Exactly as written, return every line of the data below.
START Information given
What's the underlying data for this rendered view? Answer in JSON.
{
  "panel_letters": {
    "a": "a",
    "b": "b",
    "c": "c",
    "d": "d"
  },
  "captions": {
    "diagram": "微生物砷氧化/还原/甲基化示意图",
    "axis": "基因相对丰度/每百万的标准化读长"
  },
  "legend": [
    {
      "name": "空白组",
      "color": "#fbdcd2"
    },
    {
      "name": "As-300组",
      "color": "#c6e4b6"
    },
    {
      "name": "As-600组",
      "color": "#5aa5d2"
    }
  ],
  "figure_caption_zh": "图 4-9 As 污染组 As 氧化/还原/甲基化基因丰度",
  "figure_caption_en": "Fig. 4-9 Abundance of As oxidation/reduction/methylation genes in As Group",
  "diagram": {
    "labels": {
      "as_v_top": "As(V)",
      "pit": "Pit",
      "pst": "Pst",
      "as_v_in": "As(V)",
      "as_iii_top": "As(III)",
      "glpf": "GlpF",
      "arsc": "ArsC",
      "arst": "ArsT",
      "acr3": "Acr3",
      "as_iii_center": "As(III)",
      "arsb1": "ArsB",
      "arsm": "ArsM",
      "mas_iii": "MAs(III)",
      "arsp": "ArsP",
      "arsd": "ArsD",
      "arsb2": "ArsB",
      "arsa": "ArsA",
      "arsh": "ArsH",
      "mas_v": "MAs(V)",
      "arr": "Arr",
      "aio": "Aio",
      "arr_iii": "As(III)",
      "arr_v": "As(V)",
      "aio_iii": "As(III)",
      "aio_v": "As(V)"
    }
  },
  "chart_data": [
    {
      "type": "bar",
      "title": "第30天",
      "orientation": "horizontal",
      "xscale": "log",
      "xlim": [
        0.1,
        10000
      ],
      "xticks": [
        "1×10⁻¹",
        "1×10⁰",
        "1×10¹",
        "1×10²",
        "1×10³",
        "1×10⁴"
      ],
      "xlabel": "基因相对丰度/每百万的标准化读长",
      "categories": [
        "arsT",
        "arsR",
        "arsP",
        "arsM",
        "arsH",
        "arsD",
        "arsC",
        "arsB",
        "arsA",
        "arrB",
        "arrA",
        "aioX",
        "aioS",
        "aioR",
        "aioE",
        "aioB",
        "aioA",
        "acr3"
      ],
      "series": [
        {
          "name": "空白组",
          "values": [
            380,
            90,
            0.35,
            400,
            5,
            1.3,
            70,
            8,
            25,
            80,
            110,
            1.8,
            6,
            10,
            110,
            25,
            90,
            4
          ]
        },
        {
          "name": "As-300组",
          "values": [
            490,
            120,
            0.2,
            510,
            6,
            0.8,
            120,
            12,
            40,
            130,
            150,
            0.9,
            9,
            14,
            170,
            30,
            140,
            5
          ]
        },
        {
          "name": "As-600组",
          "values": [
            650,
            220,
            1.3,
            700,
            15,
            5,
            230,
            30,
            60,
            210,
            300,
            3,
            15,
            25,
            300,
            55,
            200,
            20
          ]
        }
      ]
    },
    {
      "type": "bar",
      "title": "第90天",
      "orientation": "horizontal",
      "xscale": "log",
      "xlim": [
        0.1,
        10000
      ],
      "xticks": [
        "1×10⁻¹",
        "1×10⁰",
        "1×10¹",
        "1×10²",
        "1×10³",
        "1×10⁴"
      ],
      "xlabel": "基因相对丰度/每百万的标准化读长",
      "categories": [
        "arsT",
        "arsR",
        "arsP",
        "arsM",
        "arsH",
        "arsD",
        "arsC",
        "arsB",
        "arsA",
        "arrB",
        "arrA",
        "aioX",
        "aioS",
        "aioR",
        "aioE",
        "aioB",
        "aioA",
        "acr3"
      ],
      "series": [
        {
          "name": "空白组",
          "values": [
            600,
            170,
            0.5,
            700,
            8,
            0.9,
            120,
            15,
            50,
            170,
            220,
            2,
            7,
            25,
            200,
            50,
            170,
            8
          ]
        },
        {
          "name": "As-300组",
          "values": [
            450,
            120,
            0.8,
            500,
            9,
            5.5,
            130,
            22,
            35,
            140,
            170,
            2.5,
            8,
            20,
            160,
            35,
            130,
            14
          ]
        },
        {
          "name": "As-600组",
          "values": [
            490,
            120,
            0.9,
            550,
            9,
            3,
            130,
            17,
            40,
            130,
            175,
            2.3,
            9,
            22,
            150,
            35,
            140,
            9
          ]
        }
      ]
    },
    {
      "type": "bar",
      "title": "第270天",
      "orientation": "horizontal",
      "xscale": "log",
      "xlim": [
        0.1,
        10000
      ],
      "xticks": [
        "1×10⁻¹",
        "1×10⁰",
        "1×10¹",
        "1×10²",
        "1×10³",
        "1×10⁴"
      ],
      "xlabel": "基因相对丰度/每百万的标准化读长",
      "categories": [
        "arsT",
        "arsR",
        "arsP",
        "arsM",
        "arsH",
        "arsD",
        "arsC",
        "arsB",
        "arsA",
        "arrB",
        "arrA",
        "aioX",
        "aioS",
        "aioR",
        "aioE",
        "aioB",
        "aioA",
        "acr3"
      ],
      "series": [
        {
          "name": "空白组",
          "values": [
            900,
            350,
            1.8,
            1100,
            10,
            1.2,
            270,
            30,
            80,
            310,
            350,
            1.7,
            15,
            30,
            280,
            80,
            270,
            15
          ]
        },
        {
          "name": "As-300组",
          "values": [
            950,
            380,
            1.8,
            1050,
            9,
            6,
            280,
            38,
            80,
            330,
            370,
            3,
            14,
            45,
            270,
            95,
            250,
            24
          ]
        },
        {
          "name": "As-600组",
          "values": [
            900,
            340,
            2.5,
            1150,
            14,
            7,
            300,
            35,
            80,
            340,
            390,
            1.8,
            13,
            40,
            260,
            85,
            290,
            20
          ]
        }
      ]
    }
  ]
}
END Information given
(Output for this exercise)
What's the underlying data for this rendered view? Answer in JSON.
{
  "panel_letters": {
    "a": "a",
    "b": "b",
    "c": "c",
    "d": "d"
  },
  "captions": {
    "diagram": "微生物砷氧化/还原/甲基化示意图",
    "axis": "基因相对丰度/每百万的标准化读长"
  },
  "legend": [
    {
      "name": "空白组",
      "color": "#fbdcd2"
    },
    {
      "name": "As-300组",
      "color": "#c6e4b6"
    },
    {
      "name": "As-600组",
      "color": "#5aa5d2"
    }
  ],
  "figure_caption_zh": "图 4-9 As 污染组 As 氧化/还原/甲基化基因丰度",
  "figure_caption_en": "Fig. 4-9 Abundance of As oxidation/reduction/methylation genes in As Group",
  "diagram": {
    "labels": {
      "as_v_top": "As(V)",
      "pit": "Pit",
      "pst": "Pst",
      "as_v_in": "As(V)",
      "as_iii_top": "As(III)",
      "glpf": "GlpF",
      "arsc": "ArsC",
      "arst": "ArsT",
      "acr3": "Acr3",
      "as_iii_center": "As(III)",
      "arsb1": "ArsB",
      "arsm": "ArsM",
      "mas_iii": "MAs(III)",
      "arsp": "ArsP",
      "arsd": "ArsD",
      "arsb2": "ArsB",
      "arsa": "ArsA",
      "arsh": "ArsH",
      "mas_v": "MAs(V)",
      "arr": "Arr",
      "aio": "Aio",
      "arr_iii": "As(III)",
      "arr_v": "As(V)",
      "aio_iii": "As(III)",
      "aio_v": "As(V)"
    }
  },
  "chart_data": [
    {
      "type": "bar",
      "title": "第30天",
      "orientation": "horizontal",
      "xscale": "log",
      "xlim": [
        0.1,
        10000
      ],
      "xticks": [
        "1×10⁻¹",
        "1×10⁰",
        "1×10¹",
        "1×10²",
        "1×10³",
        "1×10⁴"
      ],
      "xlabel": "基因相对丰度/每百万的标准化读长",
      "categories": [
        "arsT",
        "arsR",
        "arsP",
        "arsM",
        "arsH",
        "arsD",
        "arsC",
        "arsB",
        "arsA",
        "arrB",
        "arrA",
        "aioX",
        "aioS",
        "aioR",
        "aioE",
        "aioB",
        "aioA",
        "acr3"
      ],
      "series": [
        {
          "name": "空白组",
          "values": [
            380,
            90,
            0.35,
            400,
            5,
            1.3,
            70,
            8,
            25,
            80,
            110,
            1.8,
            6,
            10,
            110,
            25,
            90,
            4
          ]
        },
        {
          "name": "As-300组",
          "values": [
            490,
            120,
            0.2,
            510,
            6,
            0.8,
            120,
            12,
            40,
            130,
            150,
            0.9,
            9,
            14,
            170,
            30,
            140,
            5
          ]
        },
        {
          "name": "As-600组",
          "values": [
            650,
            220,
            1.3,
            700,
            15,
            5,
            230,
            30,
            60,
            210,
            300,
            3,
            15,
            25,
            300,
            55,
            200,
            20
          ]
        }
      ]
    },
    {
      "type": "bar",
      "title": "第90天",
      "orientation": "horizontal",
      "xscale": "log",
      "xlim": [
        0.1,
        10000
      ],
      "xticks": [
        "1×10⁻¹",
        "1×10⁰",
        "1×10¹",
        "1×10²",
        "1×10³",
        "1×10⁴"
      ],
      "xlabel": "基因相对丰度/每百万的标准化读长",
      "categories": [
        "arsT",
        "arsR",
        "arsP",
        "arsM",
        "arsH",
        "arsD",
        "arsC",
        "arsB",
        "arsA",
        "arrB",
        "arrA",
        "aioX",
        "aioS",
        "aioR",
        "aioE",
        "aioB",
        "aioA",
        "acr3"
      ],
      "series": [
        {
          "name": "空白组",
          "values": [
            600,
            170,
            0.5,
            700,
            8,
            0.9,
            120,
            15,
            50,
            170,
            220,
            2,
            7,
            25,
            200,
            50,
            170,
            8
          ]
        },
        {
          "name": "As-300组",
          "values": [
            450,
            120,
            0.8,
            500,
            9,
            5.5,
            130,
            22,
            35,
            140,
            170,
            2.5,
            8,
            20,
            160,
            35,
            130,
            14
          ]
        },
        {
          "name": "As-600组",
          "values": [
            490,
            120,
            0.9,
            550,
            9,
            3,
            130,
            17,
            40,
            130,
            175,
            2.3,
            9,
            22,
            150,
            35,
            140,
            9
          ]
        }
      ]
    },
    {
      "type": "bar",
      "title": "第270天",
      "orientation": "horizontal",
      "xscale": "log",
      "xlim": [
        0.1,
        10000
      ],
      "xticks": [
        "1×10⁻¹",
        "1×10⁰",
        "1×10¹",
        "1×10²",
        "1×10³",
        "1×10⁴"
      ],
      "xlabel": "基因相对丰度/每百万的标准化读长",
      "categories": [
        "arsT",
        "arsR",
        "arsP",
        "arsM",
        "arsH",
        "arsD",
        "arsC",
        "arsB",
        "arsA",
        "arrB",
        "arrA",
        "aioX",
        "aioS",
        "aioR",
        "aioE",
        "aioB",
        "aioA",
        "acr3"
      ],
      "series": [
        {
          "name": "空白组",
          "values": [
            900,
            350,
            1.8,
            1100,
            10,
            1.2,
            270,
            30,
            80,
            310,
            350,
            1.7,
            15,
            30,
            280,
            80,
            270,
            15
          ]
        },
        {
          "name": "As-300组",
          "values": [
            950,
            380,
            1.8,
            1050,
            9,
            6,
            280,
            38,
            80,
            330,
            370,
            3,
            14,
            45,
            270,
            95,
            250,
            24
          ]
        },
        {
          "name": "As-600组",
          "values": [
            900,
            340,
            2.5,
            1150,
            14,
            7,
            300,
            35,
            80,
            340,
            390,
            1.8,
            13,
            40,
            260,
            85,
            290,
            20
          ]
        }
      ]
    }
  ]
}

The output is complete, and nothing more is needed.